* begin Given data *
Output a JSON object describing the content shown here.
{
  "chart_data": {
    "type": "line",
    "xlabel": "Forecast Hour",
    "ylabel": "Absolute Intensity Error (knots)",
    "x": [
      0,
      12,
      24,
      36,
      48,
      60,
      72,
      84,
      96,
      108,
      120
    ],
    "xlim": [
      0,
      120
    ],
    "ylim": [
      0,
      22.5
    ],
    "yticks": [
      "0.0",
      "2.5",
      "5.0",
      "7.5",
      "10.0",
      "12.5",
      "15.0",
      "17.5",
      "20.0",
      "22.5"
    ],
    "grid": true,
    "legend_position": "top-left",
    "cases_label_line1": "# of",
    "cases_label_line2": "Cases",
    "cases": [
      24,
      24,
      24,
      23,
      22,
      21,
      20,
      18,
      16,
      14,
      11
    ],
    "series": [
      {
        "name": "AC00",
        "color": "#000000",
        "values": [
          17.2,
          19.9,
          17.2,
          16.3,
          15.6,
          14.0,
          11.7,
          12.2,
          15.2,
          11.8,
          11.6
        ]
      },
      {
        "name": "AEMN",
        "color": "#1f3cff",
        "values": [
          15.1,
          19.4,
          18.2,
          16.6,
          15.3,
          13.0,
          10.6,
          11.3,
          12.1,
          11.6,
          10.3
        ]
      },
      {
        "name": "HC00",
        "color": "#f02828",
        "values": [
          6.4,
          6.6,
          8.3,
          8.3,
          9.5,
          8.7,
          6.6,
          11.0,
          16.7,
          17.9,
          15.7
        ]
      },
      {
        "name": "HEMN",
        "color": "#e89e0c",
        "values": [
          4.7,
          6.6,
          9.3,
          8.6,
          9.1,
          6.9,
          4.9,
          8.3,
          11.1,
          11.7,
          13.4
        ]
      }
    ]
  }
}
* end Given data *
▶ _What you need to do_
Take the entries above and copy them out exactly.

▶ _Output of the exercise_
Output a JSON object describing the content shown here.
{
  "chart_data": {
    "type": "line",
    "xlabel": "Forecast Hour",
    "ylabel": "Absolute Intensity Error (knots)",
    "x": [
      0,
      12,
      24,
      36,
      48,
      60,
      72,
      84,
      96,
      108,
      120
    ],
    "xlim": [
      0,
      120
    ],
    "ylim": [
      0,
      22.5
    ],
    "yticks": [
      "0.0",
      "2.5",
      "5.0",
      "7.5",
      "10.0",
      "12.5",
      "15.0",
      "17.5",
      "20.0",
      "22.5"
    ],
    "grid": true,
    "legend_position": "top-left",
    "cases_label_line1": "# of",
    "cases_label_line2": "Cases",
    "cases": [
      24,
      24,
      24,
      23,
      22,
      21,
      20,
      18,
      16,
      14,
      11
    ],
    "series": [
      {
        "name": "AC00",
        "color": "#000000",
        "values": [
          17.2,
          19.9,
          17.2,
          16.3,
          15.6,
          14.0,
          11.7,
          12.2,
          15.2,
          11.8,
          11.6
        ]
      },
      {
        "name": "AEMN",
        "color": "#1f3cff",
        "values": [
          15.1,
          19.4,
          18.2,
          16.6,
          15.3,
          13.0,
          10.6,
          11.3,
          12.1,
          11.6,
          10.3
        ]
      },
      {
        "name": "HC00",
        "color": "#f02828",
        "values": [
          6.4,
          6.6,
          8.3,
          8.3,
          9.5,
          8.7,
          6.6,
          11.0,
          16.7,
          17.9,
          15.7
        ]
      },
      {
        "name": "HEMN",
        "color": "#e89e0c",
        "values": [
          4.7,
          6.6,
          9.3,
          8.6,
          9.1,
          6.9,
          4.9,
          8.3,
          11.1,
          11.7,
          13.4
        ]
      }
    ]
  }
}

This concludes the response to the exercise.